(A block of data)
※

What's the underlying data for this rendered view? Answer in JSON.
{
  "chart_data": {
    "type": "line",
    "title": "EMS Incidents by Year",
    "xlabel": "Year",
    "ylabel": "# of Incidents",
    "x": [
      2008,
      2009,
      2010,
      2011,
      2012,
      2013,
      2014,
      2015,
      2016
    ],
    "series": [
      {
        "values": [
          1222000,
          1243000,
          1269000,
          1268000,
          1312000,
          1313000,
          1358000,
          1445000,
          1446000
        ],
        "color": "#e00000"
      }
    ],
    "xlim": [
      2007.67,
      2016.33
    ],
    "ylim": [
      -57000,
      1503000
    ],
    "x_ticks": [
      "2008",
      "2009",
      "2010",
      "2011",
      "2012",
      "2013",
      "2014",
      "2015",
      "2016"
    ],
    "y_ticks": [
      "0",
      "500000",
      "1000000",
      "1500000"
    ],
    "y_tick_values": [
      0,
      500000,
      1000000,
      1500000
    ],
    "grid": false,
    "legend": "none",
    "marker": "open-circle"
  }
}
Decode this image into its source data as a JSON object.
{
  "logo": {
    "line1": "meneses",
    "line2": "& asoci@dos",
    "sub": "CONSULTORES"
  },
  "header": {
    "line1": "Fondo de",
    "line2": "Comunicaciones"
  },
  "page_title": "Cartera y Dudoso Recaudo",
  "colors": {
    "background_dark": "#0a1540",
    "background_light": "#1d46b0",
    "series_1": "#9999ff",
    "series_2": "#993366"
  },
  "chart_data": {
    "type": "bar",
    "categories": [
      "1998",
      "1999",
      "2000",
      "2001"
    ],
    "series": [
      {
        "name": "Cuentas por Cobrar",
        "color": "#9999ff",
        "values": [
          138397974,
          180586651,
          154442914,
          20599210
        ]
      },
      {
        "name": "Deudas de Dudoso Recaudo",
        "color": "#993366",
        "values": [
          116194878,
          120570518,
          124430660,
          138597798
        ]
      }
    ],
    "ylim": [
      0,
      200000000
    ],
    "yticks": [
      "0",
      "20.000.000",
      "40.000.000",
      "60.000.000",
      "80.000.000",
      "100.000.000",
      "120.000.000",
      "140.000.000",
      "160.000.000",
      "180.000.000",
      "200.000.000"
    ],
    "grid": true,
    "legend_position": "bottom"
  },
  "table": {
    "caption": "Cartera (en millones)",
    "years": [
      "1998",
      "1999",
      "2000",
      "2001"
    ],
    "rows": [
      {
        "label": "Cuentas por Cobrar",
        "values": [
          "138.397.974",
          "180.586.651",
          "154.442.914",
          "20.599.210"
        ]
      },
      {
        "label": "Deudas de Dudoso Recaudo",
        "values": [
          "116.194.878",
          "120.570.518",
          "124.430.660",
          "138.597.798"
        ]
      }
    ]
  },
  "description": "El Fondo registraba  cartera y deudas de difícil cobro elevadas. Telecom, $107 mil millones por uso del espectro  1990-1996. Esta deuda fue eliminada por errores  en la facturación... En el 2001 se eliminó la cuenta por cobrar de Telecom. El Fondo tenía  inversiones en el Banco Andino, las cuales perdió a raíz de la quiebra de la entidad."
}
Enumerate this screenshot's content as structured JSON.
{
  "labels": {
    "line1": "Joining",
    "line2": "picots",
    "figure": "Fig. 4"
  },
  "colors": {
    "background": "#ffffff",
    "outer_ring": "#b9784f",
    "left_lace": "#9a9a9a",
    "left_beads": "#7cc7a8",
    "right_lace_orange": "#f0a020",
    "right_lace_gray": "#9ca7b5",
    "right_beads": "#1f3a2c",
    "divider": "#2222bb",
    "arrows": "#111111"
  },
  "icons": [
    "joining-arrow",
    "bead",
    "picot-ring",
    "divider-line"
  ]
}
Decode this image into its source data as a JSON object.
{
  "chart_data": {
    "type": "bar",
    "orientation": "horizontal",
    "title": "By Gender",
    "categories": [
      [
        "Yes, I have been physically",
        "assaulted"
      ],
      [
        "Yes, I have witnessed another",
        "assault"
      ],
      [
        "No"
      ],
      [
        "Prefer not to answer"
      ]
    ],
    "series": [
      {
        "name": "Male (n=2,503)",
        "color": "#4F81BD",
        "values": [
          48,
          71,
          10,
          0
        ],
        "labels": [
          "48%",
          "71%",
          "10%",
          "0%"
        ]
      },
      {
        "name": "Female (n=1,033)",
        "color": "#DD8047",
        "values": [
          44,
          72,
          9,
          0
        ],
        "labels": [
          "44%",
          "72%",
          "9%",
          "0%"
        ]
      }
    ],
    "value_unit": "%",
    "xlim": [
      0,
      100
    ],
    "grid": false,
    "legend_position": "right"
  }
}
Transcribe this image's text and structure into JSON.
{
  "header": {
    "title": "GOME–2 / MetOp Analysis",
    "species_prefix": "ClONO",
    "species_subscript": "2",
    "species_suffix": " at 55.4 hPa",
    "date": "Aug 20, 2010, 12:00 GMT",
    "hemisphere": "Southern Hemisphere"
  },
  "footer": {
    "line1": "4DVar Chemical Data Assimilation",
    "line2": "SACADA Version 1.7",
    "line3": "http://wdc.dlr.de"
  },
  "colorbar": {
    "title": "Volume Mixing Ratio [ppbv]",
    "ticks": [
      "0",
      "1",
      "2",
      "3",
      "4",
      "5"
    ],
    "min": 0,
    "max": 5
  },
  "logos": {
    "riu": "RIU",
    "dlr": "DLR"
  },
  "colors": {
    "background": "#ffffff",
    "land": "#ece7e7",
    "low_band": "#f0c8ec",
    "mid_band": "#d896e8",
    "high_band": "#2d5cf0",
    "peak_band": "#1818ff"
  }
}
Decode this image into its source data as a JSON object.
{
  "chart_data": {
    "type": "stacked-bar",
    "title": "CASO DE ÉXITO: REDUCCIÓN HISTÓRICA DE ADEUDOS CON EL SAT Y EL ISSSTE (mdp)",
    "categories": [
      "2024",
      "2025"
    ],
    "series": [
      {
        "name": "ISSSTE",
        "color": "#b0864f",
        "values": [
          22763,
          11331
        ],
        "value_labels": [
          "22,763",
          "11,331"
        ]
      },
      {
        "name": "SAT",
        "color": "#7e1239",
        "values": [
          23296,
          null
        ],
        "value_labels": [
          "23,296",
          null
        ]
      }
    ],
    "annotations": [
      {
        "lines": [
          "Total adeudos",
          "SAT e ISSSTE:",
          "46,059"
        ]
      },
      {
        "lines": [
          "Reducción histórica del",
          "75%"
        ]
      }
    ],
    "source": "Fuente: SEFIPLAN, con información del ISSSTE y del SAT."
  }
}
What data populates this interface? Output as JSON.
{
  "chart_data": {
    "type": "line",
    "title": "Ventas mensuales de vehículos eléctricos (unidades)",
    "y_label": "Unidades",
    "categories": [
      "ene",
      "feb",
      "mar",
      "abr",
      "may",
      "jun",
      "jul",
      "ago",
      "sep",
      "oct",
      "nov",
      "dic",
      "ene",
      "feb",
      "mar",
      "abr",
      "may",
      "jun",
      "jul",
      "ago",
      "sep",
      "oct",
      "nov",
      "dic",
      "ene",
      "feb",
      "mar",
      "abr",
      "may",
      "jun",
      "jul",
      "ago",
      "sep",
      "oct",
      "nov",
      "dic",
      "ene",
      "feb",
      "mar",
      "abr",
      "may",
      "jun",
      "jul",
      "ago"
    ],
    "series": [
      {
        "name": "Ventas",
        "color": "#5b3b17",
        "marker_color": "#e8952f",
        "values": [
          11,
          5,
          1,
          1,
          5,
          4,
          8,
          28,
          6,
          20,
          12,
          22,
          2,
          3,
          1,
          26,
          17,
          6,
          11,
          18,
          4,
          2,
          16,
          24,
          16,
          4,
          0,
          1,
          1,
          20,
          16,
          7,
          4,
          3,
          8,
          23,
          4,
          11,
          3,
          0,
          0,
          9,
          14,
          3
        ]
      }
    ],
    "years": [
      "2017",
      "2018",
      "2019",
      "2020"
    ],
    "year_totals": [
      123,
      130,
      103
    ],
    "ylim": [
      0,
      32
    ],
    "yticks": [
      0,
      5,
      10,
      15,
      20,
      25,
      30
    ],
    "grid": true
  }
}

※

§ **TASK DESCRIPTION**
Gather up, from the records above, each line where the word "What" appears.

§ **EXERCISE SOLUTION**
What's the underlying data for this rendered view? Answer in JSON.
What data populates this interface? Output as JSON.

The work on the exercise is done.